= Problem =
Go through the listing and write out all of it exactly.

Stored records:
--------------------------------------------------
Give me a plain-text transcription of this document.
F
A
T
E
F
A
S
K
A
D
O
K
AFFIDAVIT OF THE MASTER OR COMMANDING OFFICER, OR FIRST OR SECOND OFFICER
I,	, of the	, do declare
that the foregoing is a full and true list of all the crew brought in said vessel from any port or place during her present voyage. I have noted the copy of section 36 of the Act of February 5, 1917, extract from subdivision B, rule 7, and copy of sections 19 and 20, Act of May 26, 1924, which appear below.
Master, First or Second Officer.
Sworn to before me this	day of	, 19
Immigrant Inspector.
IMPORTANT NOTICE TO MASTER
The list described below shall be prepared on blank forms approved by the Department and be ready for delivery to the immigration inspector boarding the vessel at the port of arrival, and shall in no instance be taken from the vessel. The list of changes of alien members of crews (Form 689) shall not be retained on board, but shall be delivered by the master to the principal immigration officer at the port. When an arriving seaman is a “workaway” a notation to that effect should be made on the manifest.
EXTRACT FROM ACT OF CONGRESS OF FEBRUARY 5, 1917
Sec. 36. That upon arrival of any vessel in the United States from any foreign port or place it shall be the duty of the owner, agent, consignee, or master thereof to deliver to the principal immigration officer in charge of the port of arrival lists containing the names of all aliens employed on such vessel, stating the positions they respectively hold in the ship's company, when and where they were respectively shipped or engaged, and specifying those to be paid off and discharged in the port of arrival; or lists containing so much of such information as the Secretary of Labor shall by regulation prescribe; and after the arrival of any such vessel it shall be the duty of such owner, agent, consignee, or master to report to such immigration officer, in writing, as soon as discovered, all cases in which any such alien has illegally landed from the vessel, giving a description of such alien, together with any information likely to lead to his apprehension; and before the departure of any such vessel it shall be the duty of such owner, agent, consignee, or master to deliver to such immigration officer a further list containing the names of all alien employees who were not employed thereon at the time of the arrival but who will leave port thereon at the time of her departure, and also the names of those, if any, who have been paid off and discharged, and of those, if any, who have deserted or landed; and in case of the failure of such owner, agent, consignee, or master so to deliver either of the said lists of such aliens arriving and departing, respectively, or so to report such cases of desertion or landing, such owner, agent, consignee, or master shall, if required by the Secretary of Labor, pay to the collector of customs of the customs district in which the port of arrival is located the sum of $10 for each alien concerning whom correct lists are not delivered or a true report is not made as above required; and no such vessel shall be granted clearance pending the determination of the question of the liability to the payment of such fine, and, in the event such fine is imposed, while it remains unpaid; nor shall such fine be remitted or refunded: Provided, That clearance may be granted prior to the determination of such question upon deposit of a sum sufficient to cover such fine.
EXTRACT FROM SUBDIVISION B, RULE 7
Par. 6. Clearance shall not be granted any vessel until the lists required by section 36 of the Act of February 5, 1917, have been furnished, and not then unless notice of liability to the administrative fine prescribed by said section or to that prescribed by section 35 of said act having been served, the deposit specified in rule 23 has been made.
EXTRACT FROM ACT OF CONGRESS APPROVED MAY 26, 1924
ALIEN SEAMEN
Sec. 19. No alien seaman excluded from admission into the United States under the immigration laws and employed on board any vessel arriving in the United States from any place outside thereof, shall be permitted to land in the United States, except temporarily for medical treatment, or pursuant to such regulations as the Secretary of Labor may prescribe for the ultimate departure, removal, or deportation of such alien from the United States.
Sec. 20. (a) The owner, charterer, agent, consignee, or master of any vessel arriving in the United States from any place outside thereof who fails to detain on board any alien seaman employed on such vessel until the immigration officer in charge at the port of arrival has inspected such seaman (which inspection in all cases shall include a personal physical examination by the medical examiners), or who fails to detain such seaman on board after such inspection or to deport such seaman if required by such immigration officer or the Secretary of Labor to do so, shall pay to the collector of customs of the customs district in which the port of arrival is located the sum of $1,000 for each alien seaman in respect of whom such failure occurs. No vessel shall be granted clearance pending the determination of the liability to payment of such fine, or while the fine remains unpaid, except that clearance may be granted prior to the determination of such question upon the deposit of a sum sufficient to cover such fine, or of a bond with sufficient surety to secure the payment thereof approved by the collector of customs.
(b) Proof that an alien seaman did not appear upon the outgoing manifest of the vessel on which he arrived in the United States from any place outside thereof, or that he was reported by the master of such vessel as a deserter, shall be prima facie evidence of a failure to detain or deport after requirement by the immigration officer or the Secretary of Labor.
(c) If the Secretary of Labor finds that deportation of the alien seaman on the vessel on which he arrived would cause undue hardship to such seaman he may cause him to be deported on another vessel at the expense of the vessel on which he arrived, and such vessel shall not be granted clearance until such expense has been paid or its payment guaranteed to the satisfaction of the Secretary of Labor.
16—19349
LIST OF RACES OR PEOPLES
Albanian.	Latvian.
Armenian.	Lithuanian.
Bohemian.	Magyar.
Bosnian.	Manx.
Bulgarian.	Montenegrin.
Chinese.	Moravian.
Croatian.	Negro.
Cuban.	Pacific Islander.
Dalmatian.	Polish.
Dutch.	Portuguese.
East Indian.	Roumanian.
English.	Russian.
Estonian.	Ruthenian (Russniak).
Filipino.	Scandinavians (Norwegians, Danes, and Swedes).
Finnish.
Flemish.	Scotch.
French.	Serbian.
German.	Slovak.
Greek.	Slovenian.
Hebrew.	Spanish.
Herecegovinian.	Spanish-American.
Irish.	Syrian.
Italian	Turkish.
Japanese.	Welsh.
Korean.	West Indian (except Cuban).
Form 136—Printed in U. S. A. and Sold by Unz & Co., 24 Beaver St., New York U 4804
--------------------------------------------------
= Answer to this task =
Give me a plain-text transcription of this document.
F
A
T
E
F
A
S
K
A
D
O
K
AFFIDAVIT OF THE MASTER OR COMMANDING OFFICER, OR FIRST OR SECOND OFFICER
I,	, of the	, do declare
that the foregoing is a full and true list of all the crew brought in said vessel from any port or place during her present voyage. I have noted the copy of section 36 of the Act of February 5, 1917, extract from subdivision B, rule 7, and copy of sections 19 and 20, Act of May 26, 1924, which appear below.
Master, First or Second Officer.
Sworn to before me this	day of	, 19
Immigrant Inspector.
IMPORTANT NOTICE TO MASTER
The list described below shall be prepared on blank forms approved by the Department and be ready for delivery to the immigration inspector boarding the vessel at the port of arrival, and shall in no instance be taken from the vessel. The list of changes of alien members of crews (Form 689) shall not be retained on board, but shall be delivered by the master to the principal immigration officer at the port. When an arriving seaman is a “workaway” a notation to that effect should be made on the manifest.
EXTRACT FROM ACT OF CONGRESS OF FEBRUARY 5, 1917
Sec. 36. That upon arrival of any vessel in the United States from any foreign port or place it shall be the duty of the owner, agent, consignee, or master thereof to deliver to the principal immigration officer in charge of the port of arrival lists containing the names of all aliens employed on such vessel, stating the positions they respectively hold in the ship's company, when and where they were respectively shipped or engaged, and specifying those to be paid off and discharged in the port of arrival; or lists containing so much of such information as the Secretary of Labor shall by regulation prescribe; and after the arrival of any such vessel it shall be the duty of such owner, agent, consignee, or master to report to such immigration officer, in writing, as soon as discovered, all cases in which any such alien has illegally landed from the vessel, giving a description of such alien, together with any information likely to lead to his apprehension; and before the departure of any such vessel it shall be the duty of such owner, agent, consignee, or master to deliver to such immigration officer a further list containing the names of all alien employees who were not employed thereon at the time of the arrival but who will leave port thereon at the time of her departure, and also the names of those, if any, who have been paid off and discharged, and of those, if any, who have deserted or landed; and in case of the failure of such owner, agent, consignee, or master so to deliver either of the said lists of such aliens arriving and departing, respectively, or so to report such cases of desertion or landing, such owner, agent, consignee, or master shall, if required by the Secretary of Labor, pay to the collector of customs of the customs district in which the port of arrival is located the sum of $10 for each alien concerning whom correct lists are not delivered or a true report is not made as above required; and no such vessel shall be granted clearance pending the determination of the question of the liability to the payment of such fine, and, in the event such fine is imposed, while it remains unpaid; nor shall such fine be remitted or refunded: Provided, That clearance may be granted prior to the determination of such question upon deposit of a sum sufficient to cover such fine.
EXTRACT FROM SUBDIVISION B, RULE 7
Par. 6. Clearance shall not be granted any vessel until the lists required by section 36 of the Act of February 5, 1917, have been furnished, and not then unless notice of liability to the administrative fine prescribed by said section or to that prescribed by section 35 of said act having been served, the deposit specified in rule 23 has been made.
EXTRACT FROM ACT OF CONGRESS APPROVED MAY 26, 1924
ALIEN SEAMEN
Sec. 19. No alien seaman excluded from admission into the United States under the immigration laws and employed on board any vessel arriving in the United States from any place outside thereof, shall be permitted to land in the United States, except temporarily for medical treatment, or pursuant to such regulations as the Secretary of Labor may prescribe for the ultimate departure, removal, or deportation of such alien from the United States.
Sec. 20. (a) The owner, charterer, agent, consignee, or master of any vessel arriving in the United States from any place outside thereof who fails to detain on board any alien seaman employed on such vessel until the immigration officer in charge at the port of arrival has inspected such seaman (which inspection in all cases shall include a personal physical examination by the medical examiners), or who fails to detain such seaman on board after such inspection or to deport such seaman if required by such immigration officer or the Secretary of Labor to do so, shall pay to the collector of customs of the customs district in which the port of arrival is located the sum of $1,000 for each alien seaman in respect of whom such failure occurs. No vessel shall be granted clearance pending the determination of the liability to payment of such fine, or while the fine remains unpaid, except that clearance may be granted prior to the determination of such question upon the deposit of a sum sufficient to cover such fine, or of a bond with sufficient surety to secure the payment thereof approved by the collector of customs.
(b) Proof that an alien seaman did not appear upon the outgoing manifest of the vessel on which he arrived in the United States from any place outside thereof, or that he was reported by the master of such vessel as a deserter, shall be prima facie evidence of a failure to detain or deport after requirement by the immigration officer or the Secretary of Labor.
(c) If the Secretary of Labor finds that deportation of the alien seaman on the vessel on which he arrived would cause undue hardship to such seaman he may cause him to be deported on another vessel at the expense of the vessel on which he arrived, and such vessel shall not be granted clearance until such expense has been paid or its payment guaranteed to the satisfaction of the Secretary of Labor.
16—19349
LIST OF RACES OR PEOPLES
Albanian.	Latvian.
Armenian.	Lithuanian.
Bohemian.	Magyar.
Bosnian.	Manx.
Bulgarian.	Montenegrin.
Chinese.	Moravian.
Croatian.	Negro.
Cuban.	Pacific Islander.
Dalmatian.	Polish.
Dutch.	Portuguese.
East Indian.	Roumanian.
English.	Russian.
Estonian.	Ruthenian (Russniak).
Filipino.	Scandinavians (Norwegians, Danes, and Swedes).
Finnish.
Flemish.	Scotch.
French.	Serbian.
German.	Slovak.
Greek.	Slovenian.
Hebrew.	Spanish.
Herecegovinian.	Spanish-American.
Irish.	Syrian.
Italian	Turkish.
Japanese.	Welsh.
Korean.	West Indian (except Cuban).
Form 136—Printed in U. S. A. and Sold by Unz & Co., 24 Beaver St., New York U 4804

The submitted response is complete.